YOUR OBJECTIVE → Restate the full set of records exactly, word for word.

Dataset listings of figures →
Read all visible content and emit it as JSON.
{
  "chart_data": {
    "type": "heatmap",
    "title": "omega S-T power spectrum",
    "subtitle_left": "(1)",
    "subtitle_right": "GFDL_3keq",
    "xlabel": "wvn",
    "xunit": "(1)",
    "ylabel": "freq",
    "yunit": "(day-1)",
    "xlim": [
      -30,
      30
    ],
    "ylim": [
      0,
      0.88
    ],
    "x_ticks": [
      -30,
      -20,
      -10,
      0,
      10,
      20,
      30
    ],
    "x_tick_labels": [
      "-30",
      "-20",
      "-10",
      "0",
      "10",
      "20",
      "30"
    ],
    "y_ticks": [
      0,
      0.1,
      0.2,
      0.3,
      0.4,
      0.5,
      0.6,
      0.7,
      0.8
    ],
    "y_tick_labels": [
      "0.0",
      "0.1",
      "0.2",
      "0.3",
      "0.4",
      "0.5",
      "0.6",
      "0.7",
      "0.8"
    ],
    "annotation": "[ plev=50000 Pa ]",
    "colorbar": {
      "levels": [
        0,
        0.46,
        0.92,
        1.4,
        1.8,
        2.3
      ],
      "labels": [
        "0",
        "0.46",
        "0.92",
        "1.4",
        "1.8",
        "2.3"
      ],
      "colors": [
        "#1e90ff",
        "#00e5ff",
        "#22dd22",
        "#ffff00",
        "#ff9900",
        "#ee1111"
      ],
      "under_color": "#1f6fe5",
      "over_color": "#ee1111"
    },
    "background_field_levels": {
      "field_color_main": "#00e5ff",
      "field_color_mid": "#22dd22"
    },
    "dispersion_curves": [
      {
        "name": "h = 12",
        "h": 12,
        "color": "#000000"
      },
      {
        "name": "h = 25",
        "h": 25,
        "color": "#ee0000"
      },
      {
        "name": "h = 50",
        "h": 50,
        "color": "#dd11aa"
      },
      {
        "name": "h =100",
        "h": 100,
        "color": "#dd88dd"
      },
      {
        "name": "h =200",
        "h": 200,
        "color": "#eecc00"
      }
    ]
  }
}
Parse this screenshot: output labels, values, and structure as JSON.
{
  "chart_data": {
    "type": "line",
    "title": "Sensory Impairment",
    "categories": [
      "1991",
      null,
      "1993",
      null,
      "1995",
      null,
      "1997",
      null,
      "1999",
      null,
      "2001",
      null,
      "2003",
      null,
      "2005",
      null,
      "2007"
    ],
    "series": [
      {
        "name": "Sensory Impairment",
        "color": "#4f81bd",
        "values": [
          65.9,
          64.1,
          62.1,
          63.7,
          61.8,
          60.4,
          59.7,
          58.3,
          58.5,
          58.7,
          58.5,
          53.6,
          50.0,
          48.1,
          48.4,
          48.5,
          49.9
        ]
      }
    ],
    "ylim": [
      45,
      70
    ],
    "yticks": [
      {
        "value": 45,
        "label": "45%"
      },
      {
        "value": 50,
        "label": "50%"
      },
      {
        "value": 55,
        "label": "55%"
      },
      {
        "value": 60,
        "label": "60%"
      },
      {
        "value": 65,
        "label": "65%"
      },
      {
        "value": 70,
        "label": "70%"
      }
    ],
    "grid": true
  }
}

THE COMPLETED TASK →
Read all visible content and emit it as JSON.
{
  "chart_data": {
    "type": "heatmap",
    "title": "omega S-T power spectrum",
    "subtitle_left": "(1)",
    "subtitle_right": "GFDL_3keq",
    "xlabel": "wvn",
    "xunit": "(1)",
    "ylabel": "freq",
    "yunit": "(day-1)",
    "xlim": [
      -30,
      30
    ],
    "ylim": [
      0,
      0.88
    ],
    "x_ticks": [
      -30,
      -20,
      -10,
      0,
      10,
      20,
      30
    ],
    "x_tick_labels": [
      "-30",
      "-20",
      "-10",
      "0",
      "10",
      "20",
      "30"
    ],
    "y_ticks": [
      0,
      0.1,
      0.2,
      0.3,
      0.4,
      0.5,
      0.6,
      0.7,
      0.8
    ],
    "y_tick_labels": [
      "0.0",
      "0.1",
      "0.2",
      "0.3",
      "0.4",
      "0.5",
      "0.6",
      "0.7",
      "0.8"
    ],
    "annotation": "[ plev=50000 Pa ]",
    "colorbar": {
      "levels": [
        0,
        0.46,
        0.92,
        1.4,
        1.8,
        2.3
      ],
      "labels": [
        "0",
        "0.46",
        "0.92",
        "1.4",
        "1.8",
        "2.3"
      ],
      "colors": [
        "#1e90ff",
        "#00e5ff",
        "#22dd22",
        "#ffff00",
        "#ff9900",
        "#ee1111"
      ],
      "under_color": "#1f6fe5",
      "over_color": "#ee1111"
    },
    "background_field_levels": {
      "field_color_main": "#00e5ff",
      "field_color_mid": "#22dd22"
    },
    "dispersion_curves": [
      {
        "name": "h = 12",
        "h": 12,
        "color": "#000000"
      },
      {
        "name": "h = 25",
        "h": 25,
        "color": "#ee0000"
      },
      {
        "name": "h = 50",
        "h": 50,
        "color": "#dd11aa"
      },
      {
        "name": "h =100",
        "h": 100,
        "color": "#dd88dd"
      },
      {
        "name": "h =200",
        "h": 200,
        "color": "#eecc00"
      }
    ]
  }
}
Parse this screenshot: output labels, values, and structure as JSON.
{
  "chart_data": {
    "type": "line",
    "title": "Sensory Impairment",
    "categories": [
      "1991",
      null,
      "1993",
      null,
      "1995",
      null,
      "1997",
      null,
      "1999",
      null,
      "2001",
      null,
      "2003",
      null,
      "2005",
      null,
      "2007"
    ],
    "series": [
      {
        "name": "Sensory Impairment",
        "color": "#4f81bd",
        "values": [
          65.9,
          64.1,
          62.1,
          63.7,
          61.8,
          60.4,
          59.7,
          58.3,
          58.5,
          58.7,
          58.5,
          53.6,
          50.0,
          48.1,
          48.4,
          48.5,
          49.9
        ]
      }
    ],
    "ylim": [
      45,
      70
    ],
    "yticks": [
      {
        "value": 45,
        "label": "45%"
      },
      {
        "value": 50,
        "label": "50%"
      },
      {
        "value": 55,
        "label": "55%"
      },
      {
        "value": 60,
        "label": "60%"
      },
      {
        "value": 65,
        "label": "65%"
      },
      {
        "value": 70,
        "label": "70%"
      }
    ],
    "grid": true
  }
}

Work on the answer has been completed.